Records contained in a dataset
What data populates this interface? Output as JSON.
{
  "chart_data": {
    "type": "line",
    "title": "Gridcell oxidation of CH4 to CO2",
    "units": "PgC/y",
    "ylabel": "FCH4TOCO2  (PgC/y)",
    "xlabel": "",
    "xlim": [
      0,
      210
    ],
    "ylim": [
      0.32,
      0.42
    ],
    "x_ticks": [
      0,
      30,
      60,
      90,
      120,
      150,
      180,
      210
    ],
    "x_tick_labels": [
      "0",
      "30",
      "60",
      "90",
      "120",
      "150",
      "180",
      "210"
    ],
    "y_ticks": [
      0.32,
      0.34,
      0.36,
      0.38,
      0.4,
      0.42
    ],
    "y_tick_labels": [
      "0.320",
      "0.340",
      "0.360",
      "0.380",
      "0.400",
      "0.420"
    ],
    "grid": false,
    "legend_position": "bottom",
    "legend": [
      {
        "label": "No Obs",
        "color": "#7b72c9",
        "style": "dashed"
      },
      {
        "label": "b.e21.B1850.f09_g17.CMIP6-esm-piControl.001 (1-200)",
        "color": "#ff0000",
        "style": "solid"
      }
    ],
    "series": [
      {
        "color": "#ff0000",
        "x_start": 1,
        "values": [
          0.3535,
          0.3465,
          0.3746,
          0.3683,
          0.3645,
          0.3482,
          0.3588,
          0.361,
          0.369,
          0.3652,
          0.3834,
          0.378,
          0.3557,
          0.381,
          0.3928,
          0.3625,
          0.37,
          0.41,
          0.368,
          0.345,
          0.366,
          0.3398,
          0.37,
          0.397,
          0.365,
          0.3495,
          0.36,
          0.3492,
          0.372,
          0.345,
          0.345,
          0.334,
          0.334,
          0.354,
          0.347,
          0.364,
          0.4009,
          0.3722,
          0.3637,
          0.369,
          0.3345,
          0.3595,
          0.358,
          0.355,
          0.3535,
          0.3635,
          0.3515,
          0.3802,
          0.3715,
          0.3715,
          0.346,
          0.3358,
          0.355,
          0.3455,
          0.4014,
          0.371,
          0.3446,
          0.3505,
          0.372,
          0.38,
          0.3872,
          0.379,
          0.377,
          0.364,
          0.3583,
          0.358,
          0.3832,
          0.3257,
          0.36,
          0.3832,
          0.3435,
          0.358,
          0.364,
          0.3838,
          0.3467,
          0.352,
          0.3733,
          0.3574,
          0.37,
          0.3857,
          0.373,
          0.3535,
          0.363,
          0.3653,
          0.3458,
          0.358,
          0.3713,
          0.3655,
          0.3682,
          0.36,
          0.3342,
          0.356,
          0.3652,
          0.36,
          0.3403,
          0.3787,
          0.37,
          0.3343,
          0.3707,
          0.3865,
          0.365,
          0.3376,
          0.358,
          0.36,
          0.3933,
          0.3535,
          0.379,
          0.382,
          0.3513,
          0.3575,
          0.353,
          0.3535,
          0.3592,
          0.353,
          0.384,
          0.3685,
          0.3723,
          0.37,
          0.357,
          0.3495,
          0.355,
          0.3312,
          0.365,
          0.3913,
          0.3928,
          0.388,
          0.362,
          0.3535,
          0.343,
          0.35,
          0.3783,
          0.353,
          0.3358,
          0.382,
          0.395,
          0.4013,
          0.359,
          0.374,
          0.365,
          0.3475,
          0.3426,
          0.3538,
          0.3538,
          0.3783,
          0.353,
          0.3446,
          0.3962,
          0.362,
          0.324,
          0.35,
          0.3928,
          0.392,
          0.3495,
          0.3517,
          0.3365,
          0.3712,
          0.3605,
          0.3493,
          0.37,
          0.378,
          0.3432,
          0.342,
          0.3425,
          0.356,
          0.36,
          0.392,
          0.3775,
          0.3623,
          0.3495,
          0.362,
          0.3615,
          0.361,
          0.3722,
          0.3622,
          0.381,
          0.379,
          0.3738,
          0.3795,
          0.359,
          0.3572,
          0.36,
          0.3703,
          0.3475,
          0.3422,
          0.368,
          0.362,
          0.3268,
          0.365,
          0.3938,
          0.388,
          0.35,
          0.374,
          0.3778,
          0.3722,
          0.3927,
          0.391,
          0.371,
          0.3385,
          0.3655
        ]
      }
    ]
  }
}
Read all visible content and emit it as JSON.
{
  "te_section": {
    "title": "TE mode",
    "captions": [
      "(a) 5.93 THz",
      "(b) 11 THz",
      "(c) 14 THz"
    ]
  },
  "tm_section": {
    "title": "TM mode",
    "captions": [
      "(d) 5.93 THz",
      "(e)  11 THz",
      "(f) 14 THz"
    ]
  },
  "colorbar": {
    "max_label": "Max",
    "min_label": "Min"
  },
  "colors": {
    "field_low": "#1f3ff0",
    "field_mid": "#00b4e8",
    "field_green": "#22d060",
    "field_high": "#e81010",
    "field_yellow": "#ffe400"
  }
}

## [Exercise requirements]
Write out the data exactly as it stands.

## [Task result]
What data populates this interface? Output as JSON.
{
  "chart_data": {
    "type": "line",
    "title": "Gridcell oxidation of CH4 to CO2",
    "units": "PgC/y",
    "ylabel": "FCH4TOCO2  (PgC/y)",
    "xlabel": "",
    "xlim": [
      0,
      210
    ],
    "ylim": [
      0.32,
      0.42
    ],
    "x_ticks": [
      0,
      30,
      60,
      90,
      120,
      150,
      180,
      210
    ],
    "x_tick_labels": [
      "0",
      "30",
      "60",
      "90",
      "120",
      "150",
      "180",
      "210"
    ],
    "y_ticks": [
      0.32,
      0.34,
      0.36,
      0.38,
      0.4,
      0.42
    ],
    "y_tick_labels": [
      "0.320",
      "0.340",
      "0.360",
      "0.380",
      "0.400",
      "0.420"
    ],
    "grid": false,
    "legend_position": "bottom",
    "legend": [
      {
        "label": "No Obs",
        "color": "#7b72c9",
        "style": "dashed"
      },
      {
        "label": "b.e21.B1850.f09_g17.CMIP6-esm-piControl.001 (1-200)",
        "color": "#ff0000",
        "style": "solid"
      }
    ],
    "series": [
      {
        "color": "#ff0000",
        "x_start": 1,
        "values": [
          0.3535,
          0.3465,
          0.3746,
          0.3683,
          0.3645,
          0.3482,
          0.3588,
          0.361,
          0.369,
          0.3652,
          0.3834,
          0.378,
          0.3557,
          0.381,
          0.3928,
          0.3625,
          0.37,
          0.41,
          0.368,
          0.345,
          0.366,
          0.3398,
          0.37,
          0.397,
          0.365,
          0.3495,
          0.36,
          0.3492,
          0.372,
          0.345,
          0.345,
          0.334,
          0.334,
          0.354,
          0.347,
          0.364,
          0.4009,
          0.3722,
          0.3637,
          0.369,
          0.3345,
          0.3595,
          0.358,
          0.355,
          0.3535,
          0.3635,
          0.3515,
          0.3802,
          0.3715,
          0.3715,
          0.346,
          0.3358,
          0.355,
          0.3455,
          0.4014,
          0.371,
          0.3446,
          0.3505,
          0.372,
          0.38,
          0.3872,
          0.379,
          0.377,
          0.364,
          0.3583,
          0.358,
          0.3832,
          0.3257,
          0.36,
          0.3832,
          0.3435,
          0.358,
          0.364,
          0.3838,
          0.3467,
          0.352,
          0.3733,
          0.3574,
          0.37,
          0.3857,
          0.373,
          0.3535,
          0.363,
          0.3653,
          0.3458,
          0.358,
          0.3713,
          0.3655,
          0.3682,
          0.36,
          0.3342,
          0.356,
          0.3652,
          0.36,
          0.3403,
          0.3787,
          0.37,
          0.3343,
          0.3707,
          0.3865,
          0.365,
          0.3376,
          0.358,
          0.36,
          0.3933,
          0.3535,
          0.379,
          0.382,
          0.3513,
          0.3575,
          0.353,
          0.3535,
          0.3592,
          0.353,
          0.384,
          0.3685,
          0.3723,
          0.37,
          0.357,
          0.3495,
          0.355,
          0.3312,
          0.365,
          0.3913,
          0.3928,
          0.388,
          0.362,
          0.3535,
          0.343,
          0.35,
          0.3783,
          0.353,
          0.3358,
          0.382,
          0.395,
          0.4013,
          0.359,
          0.374,
          0.365,
          0.3475,
          0.3426,
          0.3538,
          0.3538,
          0.3783,
          0.353,
          0.3446,
          0.3962,
          0.362,
          0.324,
          0.35,
          0.3928,
          0.392,
          0.3495,
          0.3517,
          0.3365,
          0.3712,
          0.3605,
          0.3493,
          0.37,
          0.378,
          0.3432,
          0.342,
          0.3425,
          0.356,
          0.36,
          0.392,
          0.3775,
          0.3623,
          0.3495,
          0.362,
          0.3615,
          0.361,
          0.3722,
          0.3622,
          0.381,
          0.379,
          0.3738,
          0.3795,
          0.359,
          0.3572,
          0.36,
          0.3703,
          0.3475,
          0.3422,
          0.368,
          0.362,
          0.3268,
          0.365,
          0.3938,
          0.388,
          0.35,
          0.374,
          0.3778,
          0.3722,
          0.3927,
          0.391,
          0.371,
          0.3385,
          0.3655
        ]
      }
    ]
  }
}
Read all visible content and emit it as JSON.
{
  "te_section": {
    "title": "TE mode",
    "captions": [
      "(a) 5.93 THz",
      "(b) 11 THz",
      "(c) 14 THz"
    ]
  },
  "tm_section": {
    "title": "TM mode",
    "captions": [
      "(d) 5.93 THz",
      "(e)  11 THz",
      "(f) 14 THz"
    ]
  },
  "colorbar": {
    "max_label": "Max",
    "min_label": "Min"
  },
  "colors": {
    "field_low": "#1f3ff0",
    "field_mid": "#00b4e8",
    "field_green": "#22d060",
    "field_high": "#e81010",
    "field_yellow": "#ffe400"
  }
}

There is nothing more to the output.